[Items from a dataset]
===
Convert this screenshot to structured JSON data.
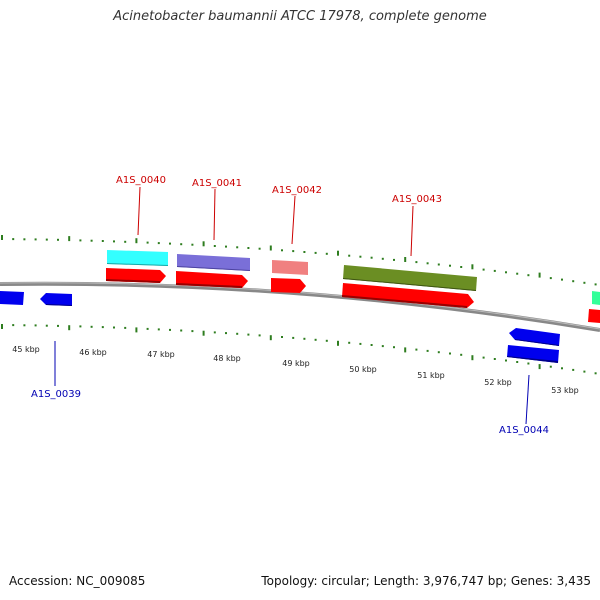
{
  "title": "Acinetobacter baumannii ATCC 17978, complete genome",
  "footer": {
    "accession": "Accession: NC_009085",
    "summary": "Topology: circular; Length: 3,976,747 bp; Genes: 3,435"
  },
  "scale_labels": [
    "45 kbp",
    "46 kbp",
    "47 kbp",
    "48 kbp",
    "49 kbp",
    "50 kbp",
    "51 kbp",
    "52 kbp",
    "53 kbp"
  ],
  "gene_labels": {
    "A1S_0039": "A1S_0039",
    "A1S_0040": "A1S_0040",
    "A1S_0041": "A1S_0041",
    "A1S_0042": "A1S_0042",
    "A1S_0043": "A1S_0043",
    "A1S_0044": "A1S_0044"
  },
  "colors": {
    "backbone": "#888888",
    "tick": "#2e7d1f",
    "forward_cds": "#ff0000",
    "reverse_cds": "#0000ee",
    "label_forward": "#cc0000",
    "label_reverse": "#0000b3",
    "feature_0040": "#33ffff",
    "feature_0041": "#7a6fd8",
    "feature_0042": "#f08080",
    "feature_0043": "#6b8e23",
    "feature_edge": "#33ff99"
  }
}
===
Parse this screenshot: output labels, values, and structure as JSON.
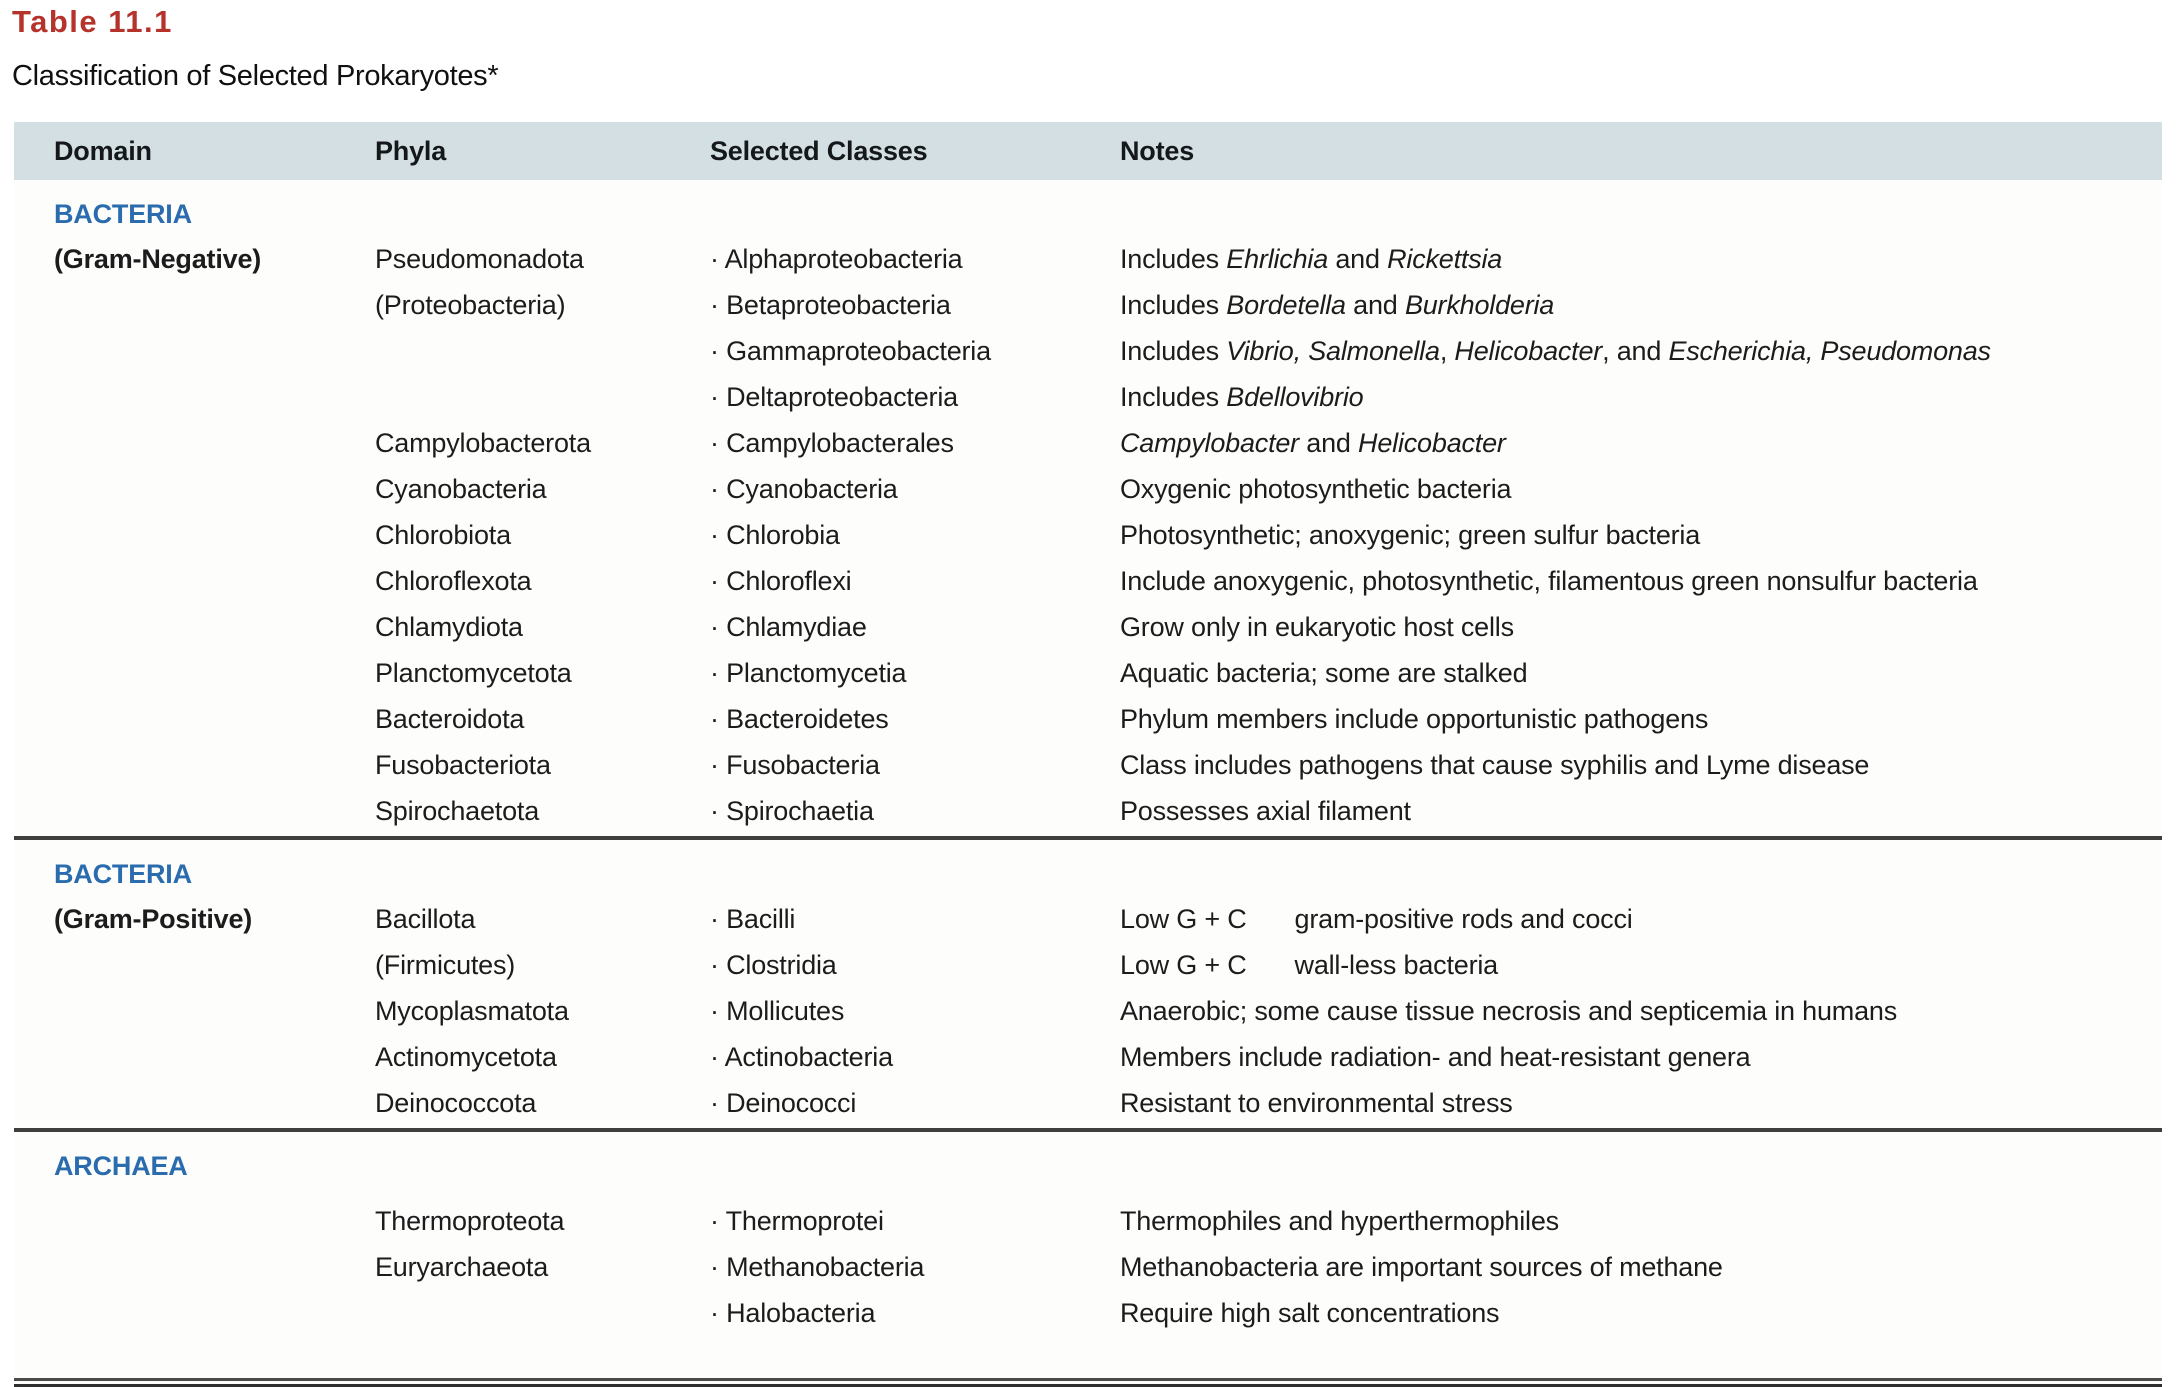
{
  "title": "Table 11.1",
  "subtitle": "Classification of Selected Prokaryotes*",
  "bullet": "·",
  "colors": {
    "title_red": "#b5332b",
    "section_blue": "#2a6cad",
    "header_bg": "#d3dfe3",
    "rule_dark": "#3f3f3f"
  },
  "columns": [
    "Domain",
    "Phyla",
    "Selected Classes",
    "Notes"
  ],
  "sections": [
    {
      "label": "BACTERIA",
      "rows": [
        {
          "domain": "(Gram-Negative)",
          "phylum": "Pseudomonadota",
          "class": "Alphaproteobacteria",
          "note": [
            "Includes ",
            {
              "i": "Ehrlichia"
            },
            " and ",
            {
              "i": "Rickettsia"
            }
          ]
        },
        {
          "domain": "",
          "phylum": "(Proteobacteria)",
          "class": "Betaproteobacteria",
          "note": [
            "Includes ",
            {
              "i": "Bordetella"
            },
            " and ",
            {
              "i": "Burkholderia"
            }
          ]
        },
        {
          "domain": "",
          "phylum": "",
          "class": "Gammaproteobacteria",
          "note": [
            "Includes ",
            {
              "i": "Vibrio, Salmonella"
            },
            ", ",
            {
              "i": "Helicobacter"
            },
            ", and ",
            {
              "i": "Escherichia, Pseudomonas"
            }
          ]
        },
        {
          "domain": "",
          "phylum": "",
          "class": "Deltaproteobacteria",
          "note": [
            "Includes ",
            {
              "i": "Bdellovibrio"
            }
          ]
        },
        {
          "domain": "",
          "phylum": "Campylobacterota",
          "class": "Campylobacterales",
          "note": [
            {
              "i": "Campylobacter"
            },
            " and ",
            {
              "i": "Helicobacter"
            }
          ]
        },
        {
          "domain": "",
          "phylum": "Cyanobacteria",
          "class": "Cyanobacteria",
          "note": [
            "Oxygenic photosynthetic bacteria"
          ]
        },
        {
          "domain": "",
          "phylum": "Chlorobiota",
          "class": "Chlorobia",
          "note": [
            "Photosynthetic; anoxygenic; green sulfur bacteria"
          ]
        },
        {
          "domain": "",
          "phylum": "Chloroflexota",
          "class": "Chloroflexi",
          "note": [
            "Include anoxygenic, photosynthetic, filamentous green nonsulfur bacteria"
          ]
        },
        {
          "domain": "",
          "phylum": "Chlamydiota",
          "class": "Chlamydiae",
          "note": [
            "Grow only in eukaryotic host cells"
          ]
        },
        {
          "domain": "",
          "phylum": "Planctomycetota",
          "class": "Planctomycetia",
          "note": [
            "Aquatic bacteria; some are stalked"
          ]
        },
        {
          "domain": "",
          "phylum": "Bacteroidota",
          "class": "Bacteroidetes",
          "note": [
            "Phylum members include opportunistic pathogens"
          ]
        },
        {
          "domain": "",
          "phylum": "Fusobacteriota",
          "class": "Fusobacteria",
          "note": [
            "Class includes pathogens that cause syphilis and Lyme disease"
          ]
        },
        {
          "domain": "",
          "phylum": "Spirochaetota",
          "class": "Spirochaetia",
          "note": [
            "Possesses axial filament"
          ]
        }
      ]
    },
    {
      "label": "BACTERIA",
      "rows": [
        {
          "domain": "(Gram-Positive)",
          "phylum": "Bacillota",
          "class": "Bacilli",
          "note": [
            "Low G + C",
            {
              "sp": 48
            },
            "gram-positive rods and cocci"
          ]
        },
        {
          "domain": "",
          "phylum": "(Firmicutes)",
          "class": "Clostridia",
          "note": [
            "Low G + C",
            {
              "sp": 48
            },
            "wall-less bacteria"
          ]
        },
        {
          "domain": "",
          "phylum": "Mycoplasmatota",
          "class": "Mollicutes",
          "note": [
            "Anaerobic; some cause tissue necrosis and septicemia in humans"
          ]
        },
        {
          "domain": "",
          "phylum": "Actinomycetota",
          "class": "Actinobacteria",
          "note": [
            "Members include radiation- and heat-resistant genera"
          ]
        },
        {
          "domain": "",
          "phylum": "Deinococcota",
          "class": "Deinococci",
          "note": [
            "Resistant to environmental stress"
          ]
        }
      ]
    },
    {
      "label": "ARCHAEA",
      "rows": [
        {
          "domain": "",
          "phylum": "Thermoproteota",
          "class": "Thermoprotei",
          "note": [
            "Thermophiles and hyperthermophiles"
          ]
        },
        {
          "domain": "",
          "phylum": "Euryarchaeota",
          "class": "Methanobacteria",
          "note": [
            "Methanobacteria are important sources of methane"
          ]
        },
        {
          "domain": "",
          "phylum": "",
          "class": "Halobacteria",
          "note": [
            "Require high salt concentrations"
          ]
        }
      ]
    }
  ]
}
===
Reproduce every line in the records above that contains the word "screenshot".

EXERCISE OUTPUT:
Convert this screenshot to structured JSON data.
Parse this screenshot: output labels, values, and structure as JSON.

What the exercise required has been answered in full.